**Your objective:** Copy out the lines that include the word "наставников".

··········

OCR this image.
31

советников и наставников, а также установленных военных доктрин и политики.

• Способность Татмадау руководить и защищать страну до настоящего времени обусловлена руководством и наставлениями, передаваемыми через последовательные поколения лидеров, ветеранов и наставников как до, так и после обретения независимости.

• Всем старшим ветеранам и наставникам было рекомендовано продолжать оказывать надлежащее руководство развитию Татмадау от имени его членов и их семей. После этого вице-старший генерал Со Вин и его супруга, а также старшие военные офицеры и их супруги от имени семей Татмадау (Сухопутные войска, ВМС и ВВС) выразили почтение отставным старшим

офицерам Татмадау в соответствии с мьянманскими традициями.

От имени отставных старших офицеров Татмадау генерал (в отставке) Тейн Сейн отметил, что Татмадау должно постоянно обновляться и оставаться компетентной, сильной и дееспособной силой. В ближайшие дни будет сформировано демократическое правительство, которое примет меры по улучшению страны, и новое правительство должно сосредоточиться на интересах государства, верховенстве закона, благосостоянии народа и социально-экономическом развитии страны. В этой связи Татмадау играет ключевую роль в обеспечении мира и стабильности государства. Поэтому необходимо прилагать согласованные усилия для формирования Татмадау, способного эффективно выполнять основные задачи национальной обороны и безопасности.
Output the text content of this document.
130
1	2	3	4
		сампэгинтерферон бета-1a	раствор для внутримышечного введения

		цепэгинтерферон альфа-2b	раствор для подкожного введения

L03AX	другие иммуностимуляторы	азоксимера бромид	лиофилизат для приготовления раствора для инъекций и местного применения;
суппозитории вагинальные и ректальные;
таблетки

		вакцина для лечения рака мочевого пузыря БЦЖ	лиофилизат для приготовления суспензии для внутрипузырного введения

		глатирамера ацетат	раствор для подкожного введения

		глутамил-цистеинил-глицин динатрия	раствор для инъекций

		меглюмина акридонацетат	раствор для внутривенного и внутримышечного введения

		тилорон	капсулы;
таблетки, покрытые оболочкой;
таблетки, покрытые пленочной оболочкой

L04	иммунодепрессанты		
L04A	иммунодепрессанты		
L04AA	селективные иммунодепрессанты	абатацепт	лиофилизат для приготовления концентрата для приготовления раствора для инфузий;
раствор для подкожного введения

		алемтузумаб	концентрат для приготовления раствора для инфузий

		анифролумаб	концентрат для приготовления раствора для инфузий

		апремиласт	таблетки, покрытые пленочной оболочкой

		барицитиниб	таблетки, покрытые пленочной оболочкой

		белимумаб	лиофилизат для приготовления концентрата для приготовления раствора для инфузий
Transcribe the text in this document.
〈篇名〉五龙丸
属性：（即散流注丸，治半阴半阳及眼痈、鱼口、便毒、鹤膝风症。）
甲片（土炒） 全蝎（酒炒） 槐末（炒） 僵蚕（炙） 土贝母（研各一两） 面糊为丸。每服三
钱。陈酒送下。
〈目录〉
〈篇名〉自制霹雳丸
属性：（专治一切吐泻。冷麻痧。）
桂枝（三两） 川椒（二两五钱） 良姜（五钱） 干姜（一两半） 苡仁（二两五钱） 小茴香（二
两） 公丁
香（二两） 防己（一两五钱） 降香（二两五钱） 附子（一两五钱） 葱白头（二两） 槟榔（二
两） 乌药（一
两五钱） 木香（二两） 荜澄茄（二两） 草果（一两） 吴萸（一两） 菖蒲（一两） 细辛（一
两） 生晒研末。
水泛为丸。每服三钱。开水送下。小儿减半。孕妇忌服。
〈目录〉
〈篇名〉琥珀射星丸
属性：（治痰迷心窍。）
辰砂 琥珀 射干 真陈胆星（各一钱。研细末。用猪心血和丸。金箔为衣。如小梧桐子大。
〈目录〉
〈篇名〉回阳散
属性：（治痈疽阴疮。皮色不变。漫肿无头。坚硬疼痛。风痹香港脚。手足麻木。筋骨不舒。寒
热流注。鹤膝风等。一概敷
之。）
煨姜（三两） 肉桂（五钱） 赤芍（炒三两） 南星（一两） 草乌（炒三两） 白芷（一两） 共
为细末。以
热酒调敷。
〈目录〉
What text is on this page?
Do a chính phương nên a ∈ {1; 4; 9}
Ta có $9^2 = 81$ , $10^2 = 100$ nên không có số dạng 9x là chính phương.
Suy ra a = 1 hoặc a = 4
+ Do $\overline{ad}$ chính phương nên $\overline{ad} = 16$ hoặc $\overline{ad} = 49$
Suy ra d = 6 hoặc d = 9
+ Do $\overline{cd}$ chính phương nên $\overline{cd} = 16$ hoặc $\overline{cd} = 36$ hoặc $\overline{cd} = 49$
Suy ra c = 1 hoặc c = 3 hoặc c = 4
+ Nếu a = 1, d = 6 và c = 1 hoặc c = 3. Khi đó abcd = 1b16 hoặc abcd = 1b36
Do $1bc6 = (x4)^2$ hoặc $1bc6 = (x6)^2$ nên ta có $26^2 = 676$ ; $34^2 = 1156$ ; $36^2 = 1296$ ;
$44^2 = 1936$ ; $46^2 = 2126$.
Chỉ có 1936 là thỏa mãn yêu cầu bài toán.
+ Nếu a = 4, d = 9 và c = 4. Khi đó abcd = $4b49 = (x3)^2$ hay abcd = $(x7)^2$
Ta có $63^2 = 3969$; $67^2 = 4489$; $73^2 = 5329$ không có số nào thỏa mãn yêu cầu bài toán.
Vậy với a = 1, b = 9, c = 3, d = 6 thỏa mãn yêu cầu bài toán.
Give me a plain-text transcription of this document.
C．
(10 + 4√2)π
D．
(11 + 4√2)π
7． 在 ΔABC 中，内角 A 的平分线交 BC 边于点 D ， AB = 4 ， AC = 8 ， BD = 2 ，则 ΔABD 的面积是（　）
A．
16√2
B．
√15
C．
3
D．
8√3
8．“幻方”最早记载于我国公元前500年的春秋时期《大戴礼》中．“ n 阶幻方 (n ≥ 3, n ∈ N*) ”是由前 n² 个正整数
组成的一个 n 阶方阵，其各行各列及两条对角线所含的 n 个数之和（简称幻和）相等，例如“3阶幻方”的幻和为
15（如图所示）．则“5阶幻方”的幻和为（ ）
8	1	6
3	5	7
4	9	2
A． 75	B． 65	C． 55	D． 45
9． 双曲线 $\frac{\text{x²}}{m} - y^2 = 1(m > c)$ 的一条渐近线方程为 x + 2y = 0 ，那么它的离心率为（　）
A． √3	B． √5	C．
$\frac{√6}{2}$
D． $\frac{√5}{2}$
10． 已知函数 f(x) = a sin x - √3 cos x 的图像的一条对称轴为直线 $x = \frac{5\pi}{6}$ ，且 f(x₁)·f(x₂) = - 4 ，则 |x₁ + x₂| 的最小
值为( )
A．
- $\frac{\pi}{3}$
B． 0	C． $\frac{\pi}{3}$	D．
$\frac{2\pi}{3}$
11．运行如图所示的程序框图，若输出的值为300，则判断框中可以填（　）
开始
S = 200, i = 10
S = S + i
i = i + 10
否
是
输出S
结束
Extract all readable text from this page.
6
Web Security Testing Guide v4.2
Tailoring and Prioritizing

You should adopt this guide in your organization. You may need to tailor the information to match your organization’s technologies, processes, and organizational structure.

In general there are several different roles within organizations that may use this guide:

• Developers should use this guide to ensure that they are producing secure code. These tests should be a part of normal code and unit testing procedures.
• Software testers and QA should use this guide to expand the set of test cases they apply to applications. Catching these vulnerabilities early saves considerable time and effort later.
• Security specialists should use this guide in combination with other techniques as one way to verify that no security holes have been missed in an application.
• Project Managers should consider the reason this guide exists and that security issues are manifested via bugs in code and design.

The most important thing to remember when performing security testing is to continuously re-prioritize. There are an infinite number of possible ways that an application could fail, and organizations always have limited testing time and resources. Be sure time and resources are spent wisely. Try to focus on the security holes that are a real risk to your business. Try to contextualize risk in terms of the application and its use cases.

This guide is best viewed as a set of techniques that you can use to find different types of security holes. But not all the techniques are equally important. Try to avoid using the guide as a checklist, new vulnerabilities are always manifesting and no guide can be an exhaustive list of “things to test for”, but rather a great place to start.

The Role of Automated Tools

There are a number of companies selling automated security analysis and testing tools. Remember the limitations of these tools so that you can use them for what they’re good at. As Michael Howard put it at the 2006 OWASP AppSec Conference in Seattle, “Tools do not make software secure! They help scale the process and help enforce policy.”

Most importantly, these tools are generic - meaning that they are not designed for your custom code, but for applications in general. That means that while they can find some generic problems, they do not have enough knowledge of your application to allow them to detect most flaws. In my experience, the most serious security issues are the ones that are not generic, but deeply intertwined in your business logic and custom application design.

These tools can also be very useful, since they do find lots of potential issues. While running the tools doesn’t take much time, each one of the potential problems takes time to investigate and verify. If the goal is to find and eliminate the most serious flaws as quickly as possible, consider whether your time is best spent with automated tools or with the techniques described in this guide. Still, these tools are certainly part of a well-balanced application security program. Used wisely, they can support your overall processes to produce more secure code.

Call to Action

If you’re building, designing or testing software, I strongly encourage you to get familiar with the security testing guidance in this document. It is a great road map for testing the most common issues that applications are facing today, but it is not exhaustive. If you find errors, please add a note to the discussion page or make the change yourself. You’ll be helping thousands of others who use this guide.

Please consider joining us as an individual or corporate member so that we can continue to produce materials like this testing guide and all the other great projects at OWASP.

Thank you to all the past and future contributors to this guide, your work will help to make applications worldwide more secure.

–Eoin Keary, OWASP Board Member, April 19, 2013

··········

**Written solution:**
советников и наставников, а также установленных военных доктрин и политики.
• Способность Татмадау руководить и защищать страну до настоящего времени обусловлена руководством и наставлениями, передаваемыми через последовательные поколения лидеров, ветеранов и наставников как до, так и после обретения независимости.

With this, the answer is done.